■ **What you need to do**:
Using the entries that follow, collect the lines where the word "Engineering" appears.

____ Extracted material

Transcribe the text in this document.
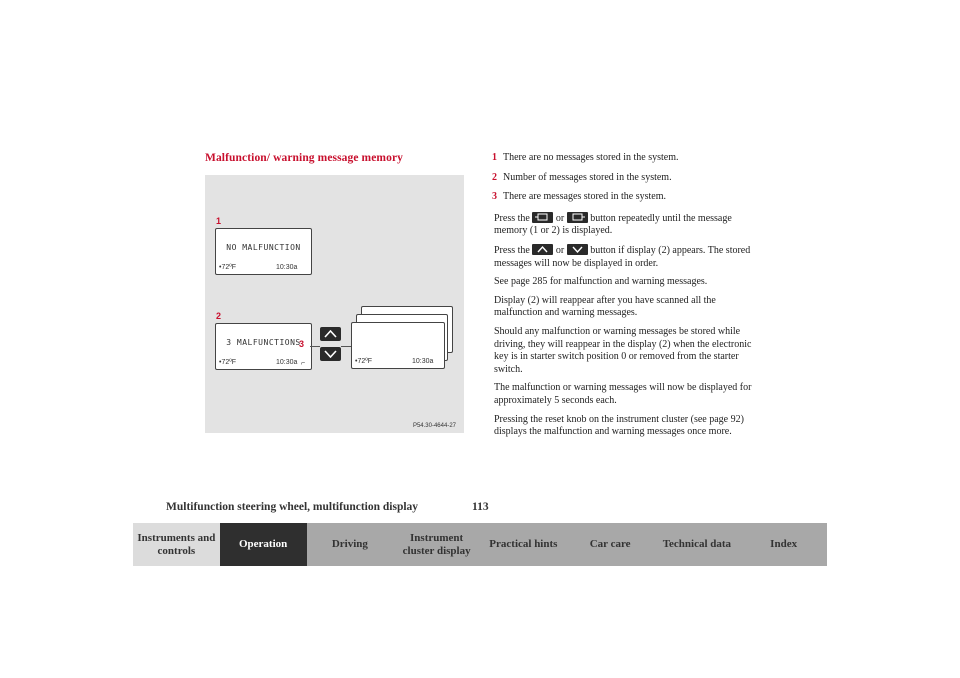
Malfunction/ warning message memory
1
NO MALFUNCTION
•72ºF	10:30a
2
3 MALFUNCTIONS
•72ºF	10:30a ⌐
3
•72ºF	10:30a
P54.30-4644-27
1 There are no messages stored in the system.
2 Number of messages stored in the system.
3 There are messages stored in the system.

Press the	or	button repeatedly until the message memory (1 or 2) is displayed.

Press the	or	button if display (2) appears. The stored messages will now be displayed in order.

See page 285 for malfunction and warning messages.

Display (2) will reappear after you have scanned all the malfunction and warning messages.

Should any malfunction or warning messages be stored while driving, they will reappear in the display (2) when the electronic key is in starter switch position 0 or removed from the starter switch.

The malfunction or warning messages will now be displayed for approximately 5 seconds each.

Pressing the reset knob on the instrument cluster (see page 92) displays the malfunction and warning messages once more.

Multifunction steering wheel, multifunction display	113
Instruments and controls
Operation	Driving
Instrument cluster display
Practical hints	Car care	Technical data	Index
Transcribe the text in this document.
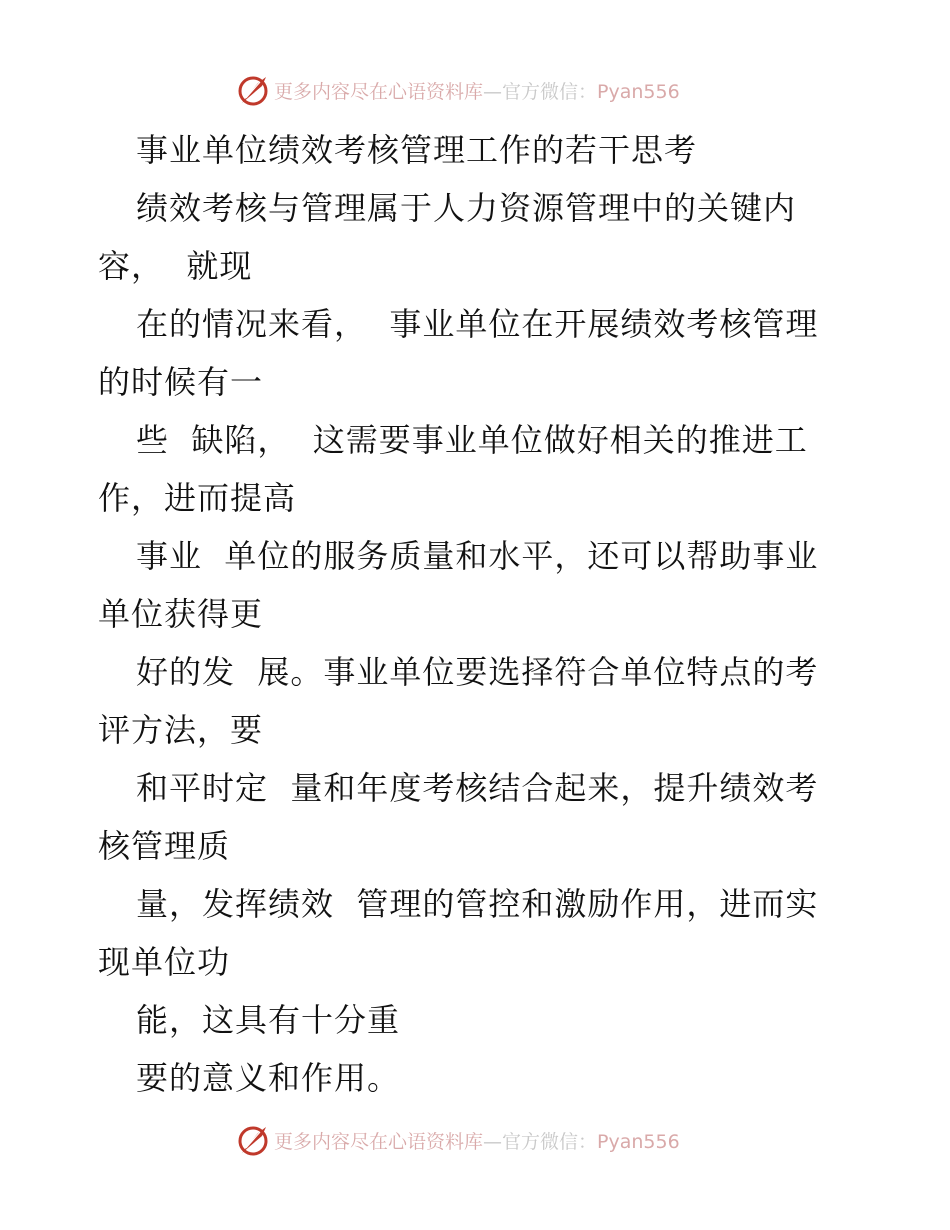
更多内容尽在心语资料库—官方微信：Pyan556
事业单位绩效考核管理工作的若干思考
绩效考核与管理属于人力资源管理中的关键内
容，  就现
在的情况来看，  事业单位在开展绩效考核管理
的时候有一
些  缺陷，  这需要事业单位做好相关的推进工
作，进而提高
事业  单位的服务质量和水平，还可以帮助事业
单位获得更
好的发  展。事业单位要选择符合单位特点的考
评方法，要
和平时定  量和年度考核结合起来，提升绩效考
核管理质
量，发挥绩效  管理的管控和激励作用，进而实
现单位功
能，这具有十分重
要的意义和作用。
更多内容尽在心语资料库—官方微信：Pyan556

________
____ Extracted material

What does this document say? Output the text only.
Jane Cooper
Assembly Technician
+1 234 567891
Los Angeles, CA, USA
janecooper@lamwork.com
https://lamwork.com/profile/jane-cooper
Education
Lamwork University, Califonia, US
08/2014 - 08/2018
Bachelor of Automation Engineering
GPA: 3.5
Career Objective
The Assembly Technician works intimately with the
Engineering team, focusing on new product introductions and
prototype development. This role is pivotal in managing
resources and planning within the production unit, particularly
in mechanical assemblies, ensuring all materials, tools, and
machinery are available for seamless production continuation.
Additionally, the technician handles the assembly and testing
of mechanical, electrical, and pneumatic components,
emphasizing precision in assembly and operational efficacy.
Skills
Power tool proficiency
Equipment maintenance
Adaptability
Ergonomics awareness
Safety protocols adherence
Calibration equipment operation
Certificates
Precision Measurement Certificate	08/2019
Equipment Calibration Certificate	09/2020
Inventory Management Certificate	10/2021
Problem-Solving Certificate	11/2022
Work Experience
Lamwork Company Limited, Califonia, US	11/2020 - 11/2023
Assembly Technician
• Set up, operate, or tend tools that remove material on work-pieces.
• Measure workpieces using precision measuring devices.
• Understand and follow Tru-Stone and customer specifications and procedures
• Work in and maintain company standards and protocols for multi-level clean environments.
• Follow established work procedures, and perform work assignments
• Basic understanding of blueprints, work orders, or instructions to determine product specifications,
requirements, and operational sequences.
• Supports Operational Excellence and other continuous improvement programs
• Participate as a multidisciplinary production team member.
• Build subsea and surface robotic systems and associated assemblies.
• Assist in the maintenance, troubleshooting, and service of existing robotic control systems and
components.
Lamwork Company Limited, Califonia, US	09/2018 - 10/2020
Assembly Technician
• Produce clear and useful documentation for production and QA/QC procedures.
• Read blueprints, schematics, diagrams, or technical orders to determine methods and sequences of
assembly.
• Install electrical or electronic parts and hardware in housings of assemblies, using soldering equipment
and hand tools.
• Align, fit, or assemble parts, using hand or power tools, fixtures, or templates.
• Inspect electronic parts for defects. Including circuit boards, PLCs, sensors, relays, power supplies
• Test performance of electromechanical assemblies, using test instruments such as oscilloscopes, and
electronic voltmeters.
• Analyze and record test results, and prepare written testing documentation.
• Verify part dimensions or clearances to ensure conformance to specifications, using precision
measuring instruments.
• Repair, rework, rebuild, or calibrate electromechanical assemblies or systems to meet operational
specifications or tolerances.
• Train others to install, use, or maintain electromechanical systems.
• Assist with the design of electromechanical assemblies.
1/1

________

■ **Response**:
Bachelor of Automation Engineering
Engineering team, focusing on new product introductions and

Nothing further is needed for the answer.